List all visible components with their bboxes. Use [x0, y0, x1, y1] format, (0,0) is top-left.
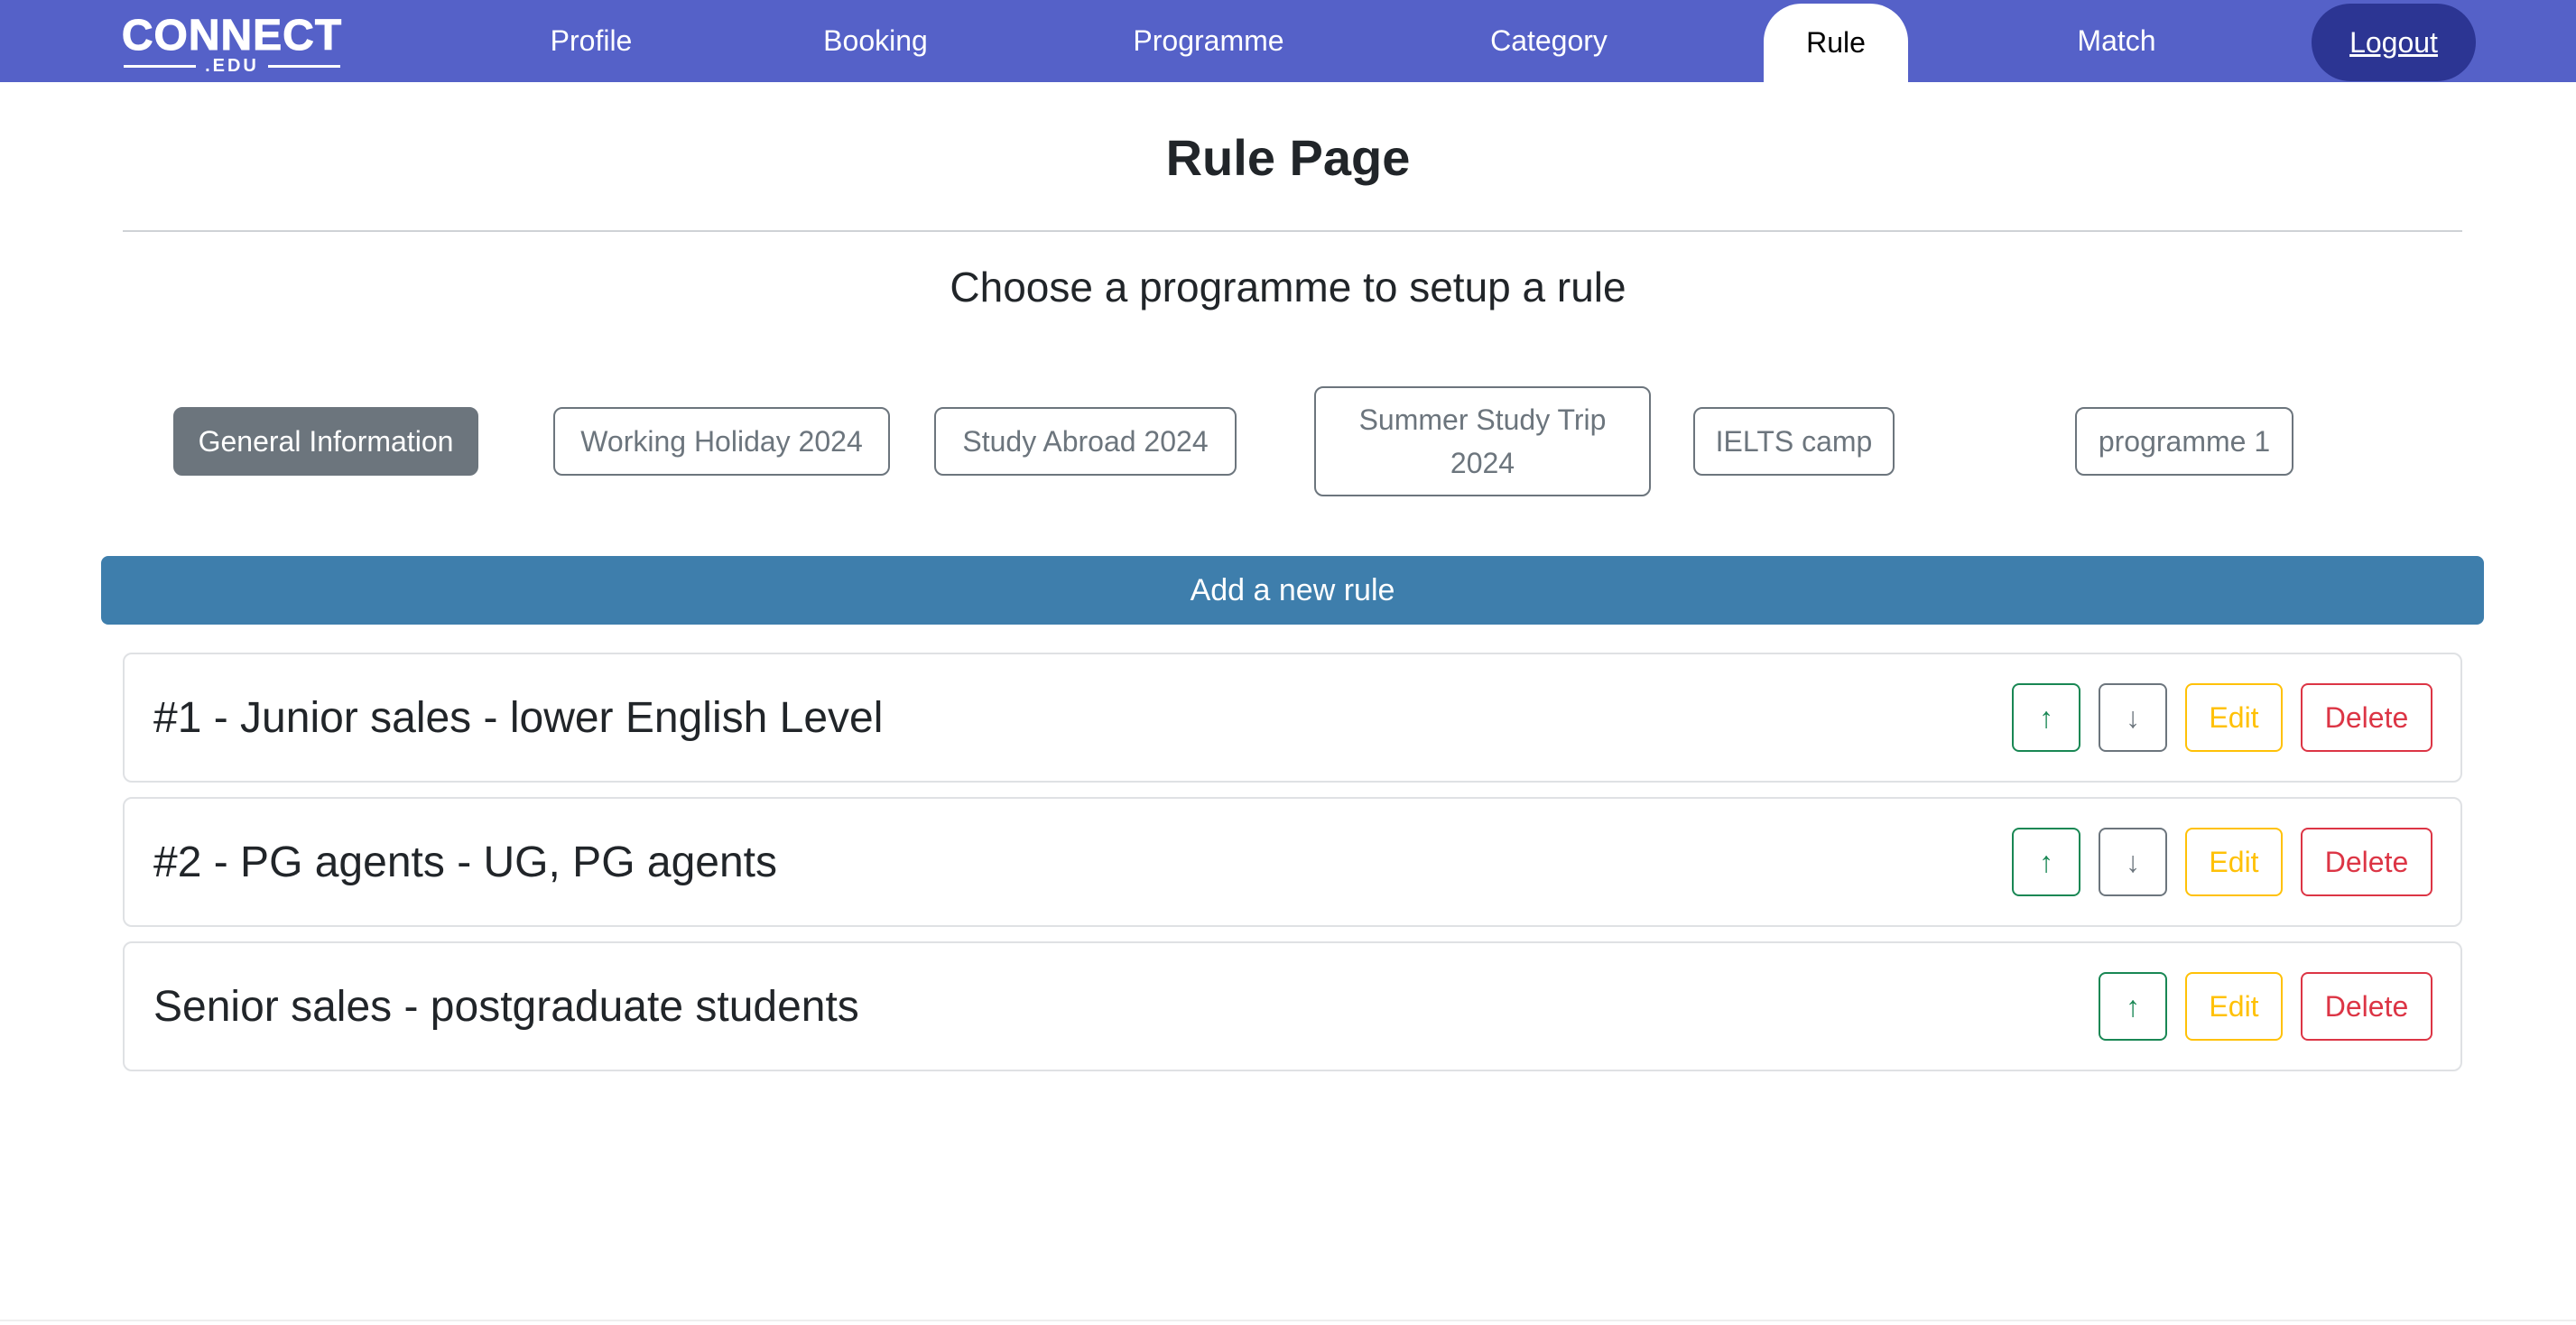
- page-subtitle: Choose a programme to setup a rule: [950, 264, 1626, 310]
- rule-title: #1 - Junior sales - lower English Level: [153, 693, 884, 742]
- edit-button[interactable]: Edit: [2185, 683, 2283, 752]
- move-up-button[interactable]: ↑: [2012, 828, 2080, 896]
- programme-button-general-information[interactable]: General Information: [173, 407, 478, 476]
- programme-button-working-holiday-2024[interactable]: Working Holiday 2024: [553, 407, 890, 476]
- nav-item-label: Booking: [823, 24, 928, 57]
- nav-item-label: Profile: [550, 24, 633, 57]
- nav-item-label: Rule: [1806, 26, 1866, 59]
- page-bottom-border: [0, 1320, 2576, 1321]
- nav-item-rule[interactable]: Rule: [1764, 4, 1908, 82]
- logo-sub-text: .EDU: [205, 56, 259, 76]
- logo-line-right: [267, 64, 340, 68]
- arrow-up-icon: ↑: [2039, 700, 2053, 734]
- top-navbar: CONNECT .EDU Profile Booking Programme C…: [0, 0, 2576, 82]
- move-down-button[interactable]: ↓: [2099, 683, 2167, 752]
- page-title: Rule Page: [1165, 129, 1411, 186]
- nav-item-label: Programme: [1133, 24, 1284, 57]
- programme-button-programme-1[interactable]: programme 1: [2075, 407, 2293, 476]
- programme-button-study-abroad-2024[interactable]: Study Abroad 2024: [934, 407, 1237, 476]
- nav-item-category[interactable]: Category: [1462, 0, 1635, 82]
- logo-line-left: [124, 64, 197, 68]
- rule-card: #1 - Junior sales - lower English Level …: [123, 653, 2462, 783]
- logo-main-text: CONNECT: [121, 12, 343, 60]
- add-new-rule-button[interactable]: Add a new rule: [101, 556, 2484, 625]
- rule-title: Senior sales - postgraduate students: [153, 982, 859, 1031]
- move-down-button[interactable]: ↓: [2099, 828, 2167, 896]
- delete-button[interactable]: Delete: [2301, 828, 2432, 896]
- move-up-button[interactable]: ↑: [2012, 683, 2080, 752]
- rule-title: #2 - PG agents - UG, PG agents: [153, 838, 777, 886]
- delete-button[interactable]: Delete: [2301, 683, 2432, 752]
- programme-button-summer-study-trip-2024[interactable]: Summer Study Trip 2024: [1314, 386, 1651, 496]
- edit-button[interactable]: Edit: [2185, 828, 2283, 896]
- programme-button-ielts-camp[interactable]: IELTS camp: [1693, 407, 1895, 476]
- edit-button[interactable]: Edit: [2185, 972, 2283, 1041]
- arrow-up-icon: ↑: [2039, 845, 2053, 878]
- rule-card: Senior sales - postgraduate students ↑ E…: [123, 941, 2462, 1071]
- nav-item-label: Match: [2077, 24, 2156, 57]
- title-divider: [123, 230, 2462, 232]
- nav-item-booking[interactable]: Booking: [800, 0, 951, 82]
- arrow-down-icon: ↓: [2126, 845, 2140, 878]
- nav-item-match[interactable]: Match: [2047, 0, 2186, 82]
- logo-sub: .EDU: [112, 55, 352, 77]
- arrow-up-icon: ↑: [2126, 989, 2140, 1023]
- arrow-down-icon: ↓: [2126, 700, 2140, 734]
- nav-item-profile[interactable]: Profile: [520, 0, 663, 82]
- delete-button[interactable]: Delete: [2301, 972, 2432, 1041]
- rule-card: #2 - PG agents - UG, PG agents ↑ ↓ Edit …: [123, 797, 2462, 927]
- logout-button[interactable]: Logout: [2312, 4, 2476, 81]
- connect-edu-logo[interactable]: CONNECT .EDU: [112, 12, 352, 77]
- nav-item-programme[interactable]: Programme: [1112, 0, 1305, 82]
- move-up-button[interactable]: ↑: [2099, 972, 2167, 1041]
- nav-item-label: Category: [1490, 24, 1608, 57]
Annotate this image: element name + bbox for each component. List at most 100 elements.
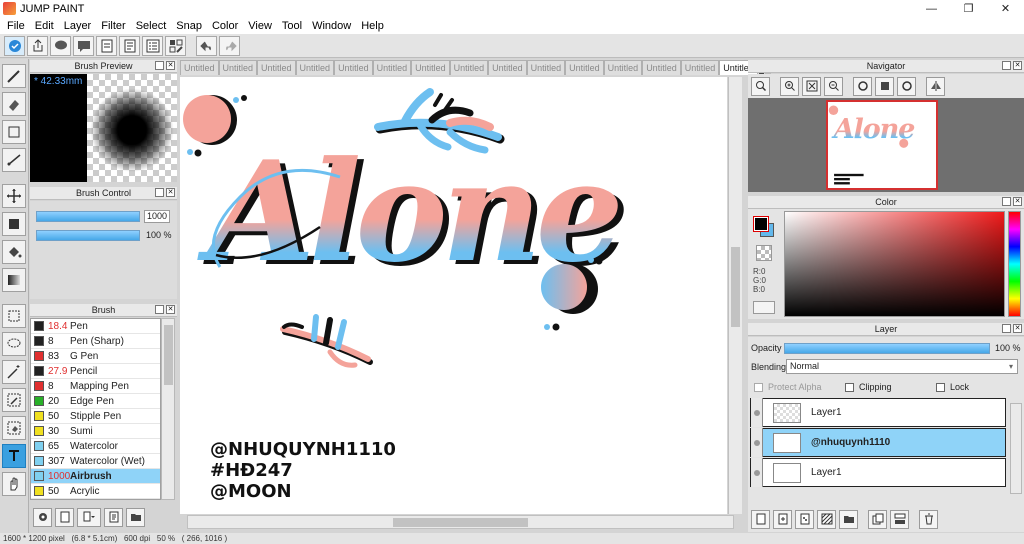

#### Stated goal:
Print all of the material above line for line, without changing anything, and leave out the pictures.

#### Reply to the exercise:
List all visible components with their bboxes. Use [x0, y0, x1, y1] format, (0,0) is top-left.
- page-subtitle: Choose a programme to setup a rule: [950, 264, 1626, 310]
- rule-title: #1 - Junior sales - lower English Level: [153, 693, 884, 742]
- edit-button[interactable]: Edit: [2185, 683, 2283, 752]
- move-up-button[interactable]: ↑: [2012, 828, 2080, 896]
- programme-button-general-information[interactable]: General Information: [173, 407, 478, 476]
- programme-button-working-holiday-2024[interactable]: Working Holiday 2024: [553, 407, 890, 476]
- nav-item-label: Booking: [823, 24, 928, 57]
- nav-item-label: Profile: [550, 24, 633, 57]
- nav-item-label: Rule: [1806, 26, 1866, 59]
- page-bottom-border: [0, 1320, 2576, 1321]
- nav-item-rule[interactable]: Rule: [1764, 4, 1908, 82]
- logo-sub-text: .EDU: [205, 56, 259, 76]
- logo-line-right: [267, 64, 340, 68]
- arrow-up-icon: ↑: [2039, 700, 2053, 734]
- top-navbar: CONNECT .EDU Profile Booking Programme C…: [0, 0, 2576, 82]
- move-down-button[interactable]: ↓: [2099, 683, 2167, 752]
- page-title: Rule Page: [1165, 129, 1411, 186]
- nav-item-label: Programme: [1133, 24, 1284, 57]
- programme-button-programme-1[interactable]: programme 1: [2075, 407, 2293, 476]
- programme-button-study-abroad-2024[interactable]: Study Abroad 2024: [934, 407, 1237, 476]
- nav-item-category[interactable]: Category: [1462, 0, 1635, 82]
- logo-line-left: [124, 64, 197, 68]
- rule-card: #1 - Junior sales - lower English Level …: [123, 653, 2462, 783]
- logo-main-text: CONNECT: [121, 12, 343, 60]
- add-new-rule-button[interactable]: Add a new rule: [101, 556, 2484, 625]
- rule-title: Senior sales - postgraduate students: [153, 982, 859, 1031]
- move-down-button[interactable]: ↓: [2099, 828, 2167, 896]
- delete-button[interactable]: Delete: [2301, 828, 2432, 896]
- move-up-button[interactable]: ↑: [2012, 683, 2080, 752]
- rule-title: #2 - PG agents - UG, PG agents: [153, 838, 777, 886]
- delete-button[interactable]: Delete: [2301, 683, 2432, 752]
- programme-button-summer-study-trip-2024[interactable]: Summer Study Trip 2024: [1314, 386, 1651, 496]
- edit-button[interactable]: Edit: [2185, 828, 2283, 896]
- programme-button-ielts-camp[interactable]: IELTS camp: [1693, 407, 1895, 476]
- edit-button[interactable]: Edit: [2185, 972, 2283, 1041]
- arrow-up-icon: ↑: [2039, 845, 2053, 878]
- rule-card: Senior sales - postgraduate students ↑ E…: [123, 941, 2462, 1071]
- nav-item-label: Match: [2077, 24, 2156, 57]
- title-divider: [123, 230, 2462, 232]
- nav-item-booking[interactable]: Booking: [800, 0, 951, 82]
- arrow-down-icon: ↓: [2126, 845, 2140, 878]
- nav-item-match[interactable]: Match: [2047, 0, 2186, 82]
- logo-sub: .EDU: [112, 55, 352, 77]
- arrow-up-icon: ↑: [2126, 989, 2140, 1023]
- arrow-down-icon: ↓: [2126, 700, 2140, 734]
- nav-item-profile[interactable]: Profile: [520, 0, 663, 82]
- delete-button[interactable]: Delete: [2301, 972, 2432, 1041]
- rule-card: #2 - PG agents - UG, PG agents ↑ ↓ Edit …: [123, 797, 2462, 927]
- logout-button[interactable]: Logout: [2312, 4, 2476, 81]
- connect-edu-logo[interactable]: CONNECT .EDU: [112, 12, 352, 77]
- nav-item-programme[interactable]: Programme: [1112, 0, 1305, 82]
- move-up-button[interactable]: ↑: [2099, 972, 2167, 1041]
- nav-item-label: Category: [1490, 24, 1608, 57]
Annotate this image: element name + bbox for each component. List at most 100 elements.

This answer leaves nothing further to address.